[INPUT RECORDS]
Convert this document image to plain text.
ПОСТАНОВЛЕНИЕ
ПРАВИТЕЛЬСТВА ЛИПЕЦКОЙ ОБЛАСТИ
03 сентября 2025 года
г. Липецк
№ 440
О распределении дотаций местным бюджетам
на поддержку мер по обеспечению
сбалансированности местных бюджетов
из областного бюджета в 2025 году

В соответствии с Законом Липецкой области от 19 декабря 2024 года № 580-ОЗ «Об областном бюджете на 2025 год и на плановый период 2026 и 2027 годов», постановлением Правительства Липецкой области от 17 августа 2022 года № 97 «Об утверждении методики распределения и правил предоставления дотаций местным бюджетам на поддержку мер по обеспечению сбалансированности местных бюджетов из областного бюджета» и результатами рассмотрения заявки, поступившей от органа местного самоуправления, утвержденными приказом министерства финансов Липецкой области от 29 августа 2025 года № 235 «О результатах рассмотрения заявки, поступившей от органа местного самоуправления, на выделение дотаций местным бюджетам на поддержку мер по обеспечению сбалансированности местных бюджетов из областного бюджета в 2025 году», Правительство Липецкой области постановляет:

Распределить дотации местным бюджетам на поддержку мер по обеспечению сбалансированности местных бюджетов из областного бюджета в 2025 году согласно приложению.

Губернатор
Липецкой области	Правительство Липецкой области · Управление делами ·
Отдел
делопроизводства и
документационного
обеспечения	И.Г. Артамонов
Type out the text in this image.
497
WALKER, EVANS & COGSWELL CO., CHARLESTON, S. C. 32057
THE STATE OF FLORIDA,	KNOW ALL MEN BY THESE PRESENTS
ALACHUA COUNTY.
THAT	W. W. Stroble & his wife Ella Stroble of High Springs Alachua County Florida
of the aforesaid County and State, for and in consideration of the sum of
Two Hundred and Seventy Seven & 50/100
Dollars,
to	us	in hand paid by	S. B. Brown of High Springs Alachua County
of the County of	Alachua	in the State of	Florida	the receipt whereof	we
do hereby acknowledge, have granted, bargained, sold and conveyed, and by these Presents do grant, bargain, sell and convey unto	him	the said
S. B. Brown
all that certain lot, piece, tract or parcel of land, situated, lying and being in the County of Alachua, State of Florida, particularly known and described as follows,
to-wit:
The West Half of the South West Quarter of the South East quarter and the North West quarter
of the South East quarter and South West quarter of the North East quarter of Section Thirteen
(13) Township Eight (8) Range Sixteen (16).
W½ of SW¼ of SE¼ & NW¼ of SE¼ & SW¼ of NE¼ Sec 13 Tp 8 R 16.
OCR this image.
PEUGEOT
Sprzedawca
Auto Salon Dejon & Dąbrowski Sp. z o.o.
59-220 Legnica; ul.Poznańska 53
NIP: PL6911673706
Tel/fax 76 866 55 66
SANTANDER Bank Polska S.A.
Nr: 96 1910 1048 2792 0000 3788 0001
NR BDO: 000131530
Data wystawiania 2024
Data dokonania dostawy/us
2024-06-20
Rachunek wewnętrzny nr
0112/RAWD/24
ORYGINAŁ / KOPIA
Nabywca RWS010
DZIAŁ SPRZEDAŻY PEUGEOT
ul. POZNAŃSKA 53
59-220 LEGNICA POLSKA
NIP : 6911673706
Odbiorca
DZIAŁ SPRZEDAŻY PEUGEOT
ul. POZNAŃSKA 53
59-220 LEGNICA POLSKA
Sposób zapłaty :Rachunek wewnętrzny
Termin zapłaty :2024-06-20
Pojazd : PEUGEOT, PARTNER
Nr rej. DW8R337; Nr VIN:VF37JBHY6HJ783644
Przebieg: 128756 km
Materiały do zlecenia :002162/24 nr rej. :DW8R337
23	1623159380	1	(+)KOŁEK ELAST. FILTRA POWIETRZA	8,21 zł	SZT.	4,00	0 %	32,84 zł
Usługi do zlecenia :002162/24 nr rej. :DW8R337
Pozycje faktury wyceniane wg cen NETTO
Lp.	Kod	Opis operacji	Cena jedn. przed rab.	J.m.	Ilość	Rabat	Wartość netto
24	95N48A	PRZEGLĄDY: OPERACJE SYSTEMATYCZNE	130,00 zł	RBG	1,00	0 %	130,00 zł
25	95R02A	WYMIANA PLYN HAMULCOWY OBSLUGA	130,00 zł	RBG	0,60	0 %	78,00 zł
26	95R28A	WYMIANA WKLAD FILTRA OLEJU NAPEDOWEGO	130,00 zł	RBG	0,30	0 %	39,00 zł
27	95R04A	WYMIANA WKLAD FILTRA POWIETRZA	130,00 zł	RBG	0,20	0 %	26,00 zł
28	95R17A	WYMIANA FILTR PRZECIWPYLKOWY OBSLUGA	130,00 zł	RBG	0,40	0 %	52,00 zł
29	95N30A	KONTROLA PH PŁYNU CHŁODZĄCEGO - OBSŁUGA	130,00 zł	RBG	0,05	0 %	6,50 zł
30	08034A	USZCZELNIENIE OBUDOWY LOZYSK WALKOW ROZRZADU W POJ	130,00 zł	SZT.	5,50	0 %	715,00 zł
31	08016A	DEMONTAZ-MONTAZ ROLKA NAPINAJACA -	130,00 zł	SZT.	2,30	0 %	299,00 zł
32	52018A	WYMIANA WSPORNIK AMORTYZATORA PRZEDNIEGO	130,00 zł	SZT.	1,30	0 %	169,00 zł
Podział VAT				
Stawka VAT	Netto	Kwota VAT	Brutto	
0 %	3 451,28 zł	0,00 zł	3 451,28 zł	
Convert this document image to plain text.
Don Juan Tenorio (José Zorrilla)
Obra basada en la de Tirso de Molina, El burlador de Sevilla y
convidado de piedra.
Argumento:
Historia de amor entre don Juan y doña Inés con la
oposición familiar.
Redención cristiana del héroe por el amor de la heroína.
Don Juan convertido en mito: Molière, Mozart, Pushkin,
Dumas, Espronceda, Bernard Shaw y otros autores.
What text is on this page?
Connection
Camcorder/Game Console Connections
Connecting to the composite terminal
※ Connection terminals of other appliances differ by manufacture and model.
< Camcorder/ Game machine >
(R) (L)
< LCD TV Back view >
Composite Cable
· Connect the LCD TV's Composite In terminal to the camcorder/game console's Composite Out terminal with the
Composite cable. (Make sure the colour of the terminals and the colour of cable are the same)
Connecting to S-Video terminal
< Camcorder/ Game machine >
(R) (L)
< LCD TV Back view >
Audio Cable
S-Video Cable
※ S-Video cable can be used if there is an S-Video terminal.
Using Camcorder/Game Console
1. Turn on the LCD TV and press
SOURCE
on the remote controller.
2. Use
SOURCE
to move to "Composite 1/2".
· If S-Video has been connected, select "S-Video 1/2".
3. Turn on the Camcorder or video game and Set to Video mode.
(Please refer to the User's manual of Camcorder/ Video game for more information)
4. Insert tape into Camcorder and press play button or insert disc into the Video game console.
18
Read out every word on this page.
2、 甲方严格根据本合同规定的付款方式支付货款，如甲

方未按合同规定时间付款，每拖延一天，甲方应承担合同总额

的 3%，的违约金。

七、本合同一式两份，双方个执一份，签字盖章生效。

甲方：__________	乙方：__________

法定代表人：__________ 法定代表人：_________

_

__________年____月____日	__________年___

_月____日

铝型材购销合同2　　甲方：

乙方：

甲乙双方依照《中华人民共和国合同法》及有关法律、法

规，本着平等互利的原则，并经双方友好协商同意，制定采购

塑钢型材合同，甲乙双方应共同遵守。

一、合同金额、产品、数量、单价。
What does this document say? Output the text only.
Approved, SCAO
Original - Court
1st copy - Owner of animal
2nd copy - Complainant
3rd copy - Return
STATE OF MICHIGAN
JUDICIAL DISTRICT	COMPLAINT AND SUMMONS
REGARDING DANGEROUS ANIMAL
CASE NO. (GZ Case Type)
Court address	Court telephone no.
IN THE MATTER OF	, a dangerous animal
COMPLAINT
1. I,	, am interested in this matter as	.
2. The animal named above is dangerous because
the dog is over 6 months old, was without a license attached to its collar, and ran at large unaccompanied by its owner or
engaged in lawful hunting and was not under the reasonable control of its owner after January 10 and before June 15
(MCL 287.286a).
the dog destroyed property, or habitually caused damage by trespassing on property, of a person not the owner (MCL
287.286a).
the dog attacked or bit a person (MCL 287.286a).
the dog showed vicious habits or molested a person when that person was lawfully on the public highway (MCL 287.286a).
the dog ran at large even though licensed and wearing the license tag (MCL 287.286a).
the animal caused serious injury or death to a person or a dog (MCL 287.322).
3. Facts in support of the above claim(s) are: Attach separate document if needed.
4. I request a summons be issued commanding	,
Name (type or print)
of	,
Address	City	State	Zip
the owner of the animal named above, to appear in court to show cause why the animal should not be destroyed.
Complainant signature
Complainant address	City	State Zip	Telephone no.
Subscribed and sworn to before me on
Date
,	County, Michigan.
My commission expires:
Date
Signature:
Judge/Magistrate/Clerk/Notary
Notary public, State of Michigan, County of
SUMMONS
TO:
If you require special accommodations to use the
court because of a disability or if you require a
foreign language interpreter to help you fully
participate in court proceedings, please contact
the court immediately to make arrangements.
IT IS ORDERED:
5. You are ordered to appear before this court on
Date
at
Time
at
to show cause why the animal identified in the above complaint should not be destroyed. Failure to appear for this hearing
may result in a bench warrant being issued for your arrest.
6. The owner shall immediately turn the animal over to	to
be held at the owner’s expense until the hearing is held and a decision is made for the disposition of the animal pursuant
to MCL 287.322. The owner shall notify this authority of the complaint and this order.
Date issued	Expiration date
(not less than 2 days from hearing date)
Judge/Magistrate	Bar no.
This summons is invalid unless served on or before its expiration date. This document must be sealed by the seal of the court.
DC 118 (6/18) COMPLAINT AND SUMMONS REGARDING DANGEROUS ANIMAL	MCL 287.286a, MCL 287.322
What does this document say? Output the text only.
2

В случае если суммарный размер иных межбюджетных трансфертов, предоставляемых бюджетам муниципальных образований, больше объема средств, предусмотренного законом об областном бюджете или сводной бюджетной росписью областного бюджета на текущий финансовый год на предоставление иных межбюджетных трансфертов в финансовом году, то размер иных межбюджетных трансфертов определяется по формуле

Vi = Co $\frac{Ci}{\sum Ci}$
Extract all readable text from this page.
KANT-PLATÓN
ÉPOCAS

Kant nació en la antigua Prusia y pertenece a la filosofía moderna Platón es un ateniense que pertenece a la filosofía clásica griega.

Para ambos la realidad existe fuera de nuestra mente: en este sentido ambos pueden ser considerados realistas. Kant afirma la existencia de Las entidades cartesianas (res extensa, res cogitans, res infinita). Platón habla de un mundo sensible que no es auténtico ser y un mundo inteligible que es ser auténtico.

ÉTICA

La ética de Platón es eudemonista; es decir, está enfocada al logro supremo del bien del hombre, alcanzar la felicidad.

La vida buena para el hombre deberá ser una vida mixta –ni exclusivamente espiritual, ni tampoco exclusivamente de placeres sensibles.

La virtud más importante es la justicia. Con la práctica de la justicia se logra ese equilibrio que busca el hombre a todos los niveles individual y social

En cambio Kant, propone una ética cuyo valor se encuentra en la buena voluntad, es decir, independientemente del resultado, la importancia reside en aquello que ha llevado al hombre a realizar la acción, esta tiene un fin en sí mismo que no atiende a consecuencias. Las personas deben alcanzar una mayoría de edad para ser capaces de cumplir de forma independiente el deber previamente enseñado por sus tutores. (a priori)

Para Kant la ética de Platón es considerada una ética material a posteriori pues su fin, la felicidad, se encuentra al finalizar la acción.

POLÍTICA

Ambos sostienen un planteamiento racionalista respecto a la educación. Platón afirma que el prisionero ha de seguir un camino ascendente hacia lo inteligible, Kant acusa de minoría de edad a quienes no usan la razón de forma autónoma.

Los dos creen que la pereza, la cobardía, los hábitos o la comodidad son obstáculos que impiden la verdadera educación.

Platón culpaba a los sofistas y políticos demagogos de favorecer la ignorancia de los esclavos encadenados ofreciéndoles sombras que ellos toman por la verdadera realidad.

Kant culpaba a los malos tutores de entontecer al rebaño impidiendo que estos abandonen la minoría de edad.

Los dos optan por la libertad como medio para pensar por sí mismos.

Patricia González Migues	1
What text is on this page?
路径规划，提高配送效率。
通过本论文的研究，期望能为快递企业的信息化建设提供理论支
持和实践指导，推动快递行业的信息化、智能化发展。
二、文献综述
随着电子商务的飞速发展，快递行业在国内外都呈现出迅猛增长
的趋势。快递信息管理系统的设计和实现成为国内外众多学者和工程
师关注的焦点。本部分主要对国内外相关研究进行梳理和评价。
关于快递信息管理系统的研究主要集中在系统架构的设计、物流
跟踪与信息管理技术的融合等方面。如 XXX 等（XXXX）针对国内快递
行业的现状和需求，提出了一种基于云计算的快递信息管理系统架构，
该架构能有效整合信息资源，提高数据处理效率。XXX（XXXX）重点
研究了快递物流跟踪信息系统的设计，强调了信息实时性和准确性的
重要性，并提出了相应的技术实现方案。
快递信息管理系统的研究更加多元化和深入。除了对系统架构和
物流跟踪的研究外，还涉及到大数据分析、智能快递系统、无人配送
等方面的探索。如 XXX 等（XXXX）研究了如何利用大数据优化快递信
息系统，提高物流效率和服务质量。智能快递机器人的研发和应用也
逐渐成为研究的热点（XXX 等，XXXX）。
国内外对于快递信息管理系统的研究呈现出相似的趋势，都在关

[WHAT TO WORK ON]
State the number of lines in this listing that contain the string "page", and add nothing else.

[FINISHED EXERCISE]
4